------ Records shown ------

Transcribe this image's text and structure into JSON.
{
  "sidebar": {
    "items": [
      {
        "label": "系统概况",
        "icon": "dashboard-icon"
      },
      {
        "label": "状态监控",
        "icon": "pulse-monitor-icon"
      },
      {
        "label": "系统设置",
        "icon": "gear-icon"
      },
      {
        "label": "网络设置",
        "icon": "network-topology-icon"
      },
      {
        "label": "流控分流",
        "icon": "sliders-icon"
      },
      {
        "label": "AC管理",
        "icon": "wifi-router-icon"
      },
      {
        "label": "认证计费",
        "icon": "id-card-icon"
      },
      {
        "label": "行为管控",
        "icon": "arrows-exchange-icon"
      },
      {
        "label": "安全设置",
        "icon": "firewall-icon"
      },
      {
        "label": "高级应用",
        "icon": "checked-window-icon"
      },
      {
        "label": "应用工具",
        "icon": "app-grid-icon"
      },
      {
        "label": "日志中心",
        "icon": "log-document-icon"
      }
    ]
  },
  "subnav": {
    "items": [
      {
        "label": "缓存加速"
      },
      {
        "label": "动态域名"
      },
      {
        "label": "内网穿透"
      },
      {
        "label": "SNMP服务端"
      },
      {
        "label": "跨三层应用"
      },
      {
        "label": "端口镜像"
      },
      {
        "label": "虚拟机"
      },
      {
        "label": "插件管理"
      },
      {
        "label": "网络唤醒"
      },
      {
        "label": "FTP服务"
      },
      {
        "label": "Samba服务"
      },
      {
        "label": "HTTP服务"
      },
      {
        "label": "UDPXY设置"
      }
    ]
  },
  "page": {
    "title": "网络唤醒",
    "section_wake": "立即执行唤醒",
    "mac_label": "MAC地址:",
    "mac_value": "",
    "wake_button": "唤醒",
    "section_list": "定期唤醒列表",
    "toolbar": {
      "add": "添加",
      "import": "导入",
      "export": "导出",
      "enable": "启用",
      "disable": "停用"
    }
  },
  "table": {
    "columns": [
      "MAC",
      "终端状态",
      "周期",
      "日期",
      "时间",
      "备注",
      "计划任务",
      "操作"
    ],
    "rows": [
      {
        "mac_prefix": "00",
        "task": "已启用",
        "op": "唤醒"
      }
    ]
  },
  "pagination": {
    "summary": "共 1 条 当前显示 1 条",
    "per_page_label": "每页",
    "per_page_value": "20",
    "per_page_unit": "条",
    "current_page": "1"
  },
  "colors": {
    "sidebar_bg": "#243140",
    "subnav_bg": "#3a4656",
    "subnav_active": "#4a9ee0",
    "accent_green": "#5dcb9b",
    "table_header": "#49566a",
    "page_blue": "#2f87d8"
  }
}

------

### Directions for this task
Repeat all the records. Match each line exactly.

### Answer to this task
Transcribe this image's text and structure into JSON.
{
  "sidebar": {
    "items": [
      {
        "label": "系统概况",
        "icon": "dashboard-icon"
      },
      {
        "label": "状态监控",
        "icon": "pulse-monitor-icon"
      },
      {
        "label": "系统设置",
        "icon": "gear-icon"
      },
      {
        "label": "网络设置",
        "icon": "network-topology-icon"
      },
      {
        "label": "流控分流",
        "icon": "sliders-icon"
      },
      {
        "label": "AC管理",
        "icon": "wifi-router-icon"
      },
      {
        "label": "认证计费",
        "icon": "id-card-icon"
      },
      {
        "label": "行为管控",
        "icon": "arrows-exchange-icon"
      },
      {
        "label": "安全设置",
        "icon": "firewall-icon"
      },
      {
        "label": "高级应用",
        "icon": "checked-window-icon"
      },
      {
        "label": "应用工具",
        "icon": "app-grid-icon"
      },
      {
        "label": "日志中心",
        "icon": "log-document-icon"
      }
    ]
  },
  "subnav": {
    "items": [
      {
        "label": "缓存加速"
      },
      {
        "label": "动态域名"
      },
      {
        "label": "内网穿透"
      },
      {
        "label": "SNMP服务端"
      },
      {
        "label": "跨三层应用"
      },
      {
        "label": "端口镜像"
      },
      {
        "label": "虚拟机"
      },
      {
        "label": "插件管理"
      },
      {
        "label": "网络唤醒"
      },
      {
        "label": "FTP服务"
      },
      {
        "label": "Samba服务"
      },
      {
        "label": "HTTP服务"
      },
      {
        "label": "UDPXY设置"
      }
    ]
  },
  "page": {
    "title": "网络唤醒",
    "section_wake": "立即执行唤醒",
    "mac_label": "MAC地址:",
    "mac_value": "",
    "wake_button": "唤醒",
    "section_list": "定期唤醒列表",
    "toolbar": {
      "add": "添加",
      "import": "导入",
      "export": "导出",
      "enable": "启用",
      "disable": "停用"
    }
  },
  "table": {
    "columns": [
      "MAC",
      "终端状态",
      "周期",
      "日期",
      "时间",
      "备注",
      "计划任务",
      "操作"
    ],
    "rows": [
      {
        "mac_prefix": "00",
        "task": "已启用",
        "op": "唤醒"
      }
    ]
  },
  "pagination": {
    "summary": "共 1 条 当前显示 1 条",
    "per_page_label": "每页",
    "per_page_value": "20",
    "per_page_unit": "条",
    "current_page": "1"
  },
  "colors": {
    "sidebar_bg": "#243140",
    "subnav_bg": "#3a4656",
    "subnav_active": "#4a9ee0",
    "accent_green": "#5dcb9b",
    "table_header": "#49566a",
    "page_blue": "#2f87d8"
  }
}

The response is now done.